» EXCERPTED DATA

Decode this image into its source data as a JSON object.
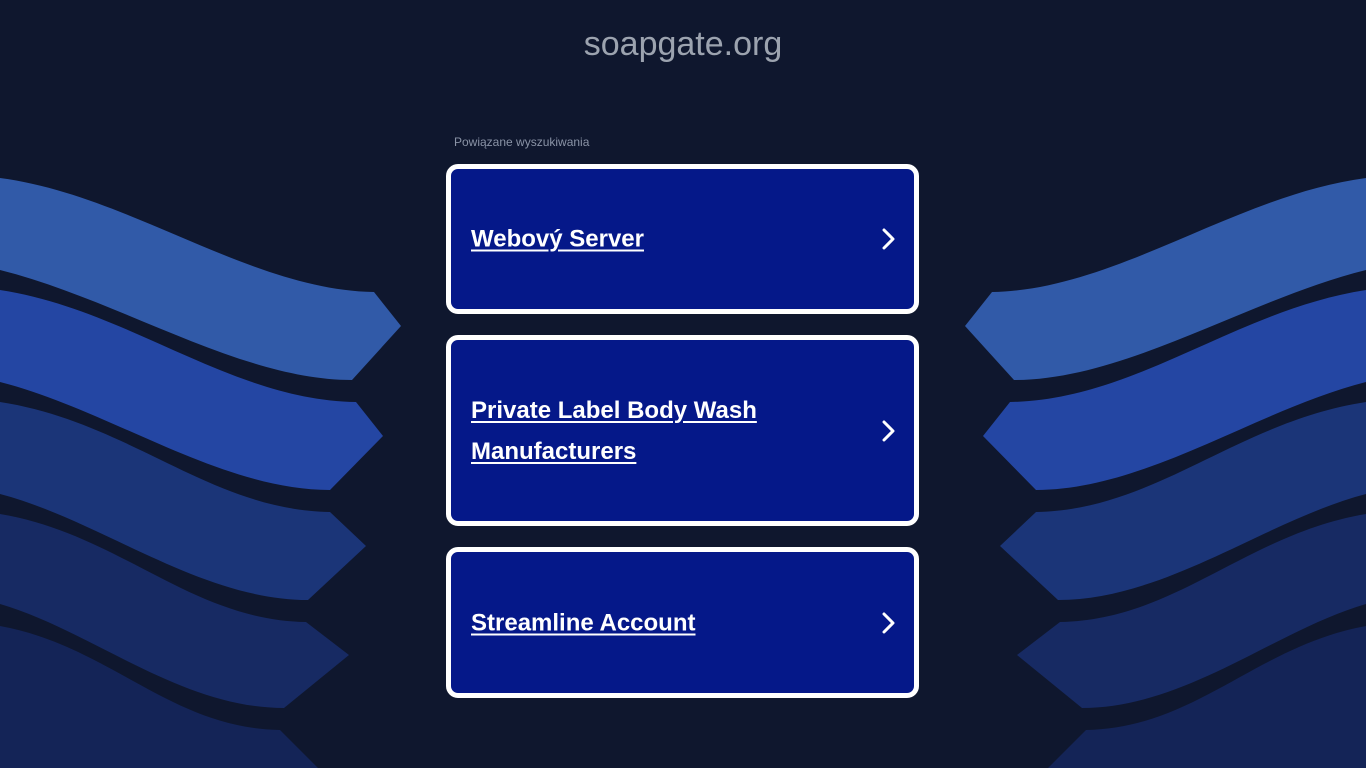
{
  "page": {
    "domain_title": "soapgate.org",
    "related_label": "Powiązane wyszukiwania"
  },
  "links": [
    {
      "label": "Webový Server",
      "icon": "chevron-right-icon"
    },
    {
      "label": "Private Label Body Wash Manufacturers",
      "icon": "chevron-right-icon"
    },
    {
      "label": "Streamline Account",
      "icon": "chevron-right-icon"
    }
  ],
  "colors": {
    "background": "#0f172e",
    "card_background": "#051889",
    "card_border": "#ffffff",
    "title_text": "#9ca3af",
    "wave_light": "#315aa8",
    "wave_mid": "#2446a3",
    "wave_dark": "#1b3578",
    "wave_darker": "#172a63"
  }
}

» TASK TO CARRY OUT
Write out all the entries exactly, except for the pictures.

» REPLY TO THE EXERCISE
Decode this image into its source data as a JSON object.
{
  "page": {
    "domain_title": "soapgate.org",
    "related_label": "Powiązane wyszukiwania"
  },
  "links": [
    {
      "label": "Webový Server",
      "icon": "chevron-right-icon"
    },
    {
      "label": "Private Label Body Wash Manufacturers",
      "icon": "chevron-right-icon"
    },
    {
      "label": "Streamline Account",
      "icon": "chevron-right-icon"
    }
  ],
  "colors": {
    "background": "#0f172e",
    "card_background": "#051889",
    "card_border": "#ffffff",
    "title_text": "#9ca3af",
    "wave_light": "#315aa8",
    "wave_mid": "#2446a3",
    "wave_dark": "#1b3578",
    "wave_darker": "#172a63"
  }
}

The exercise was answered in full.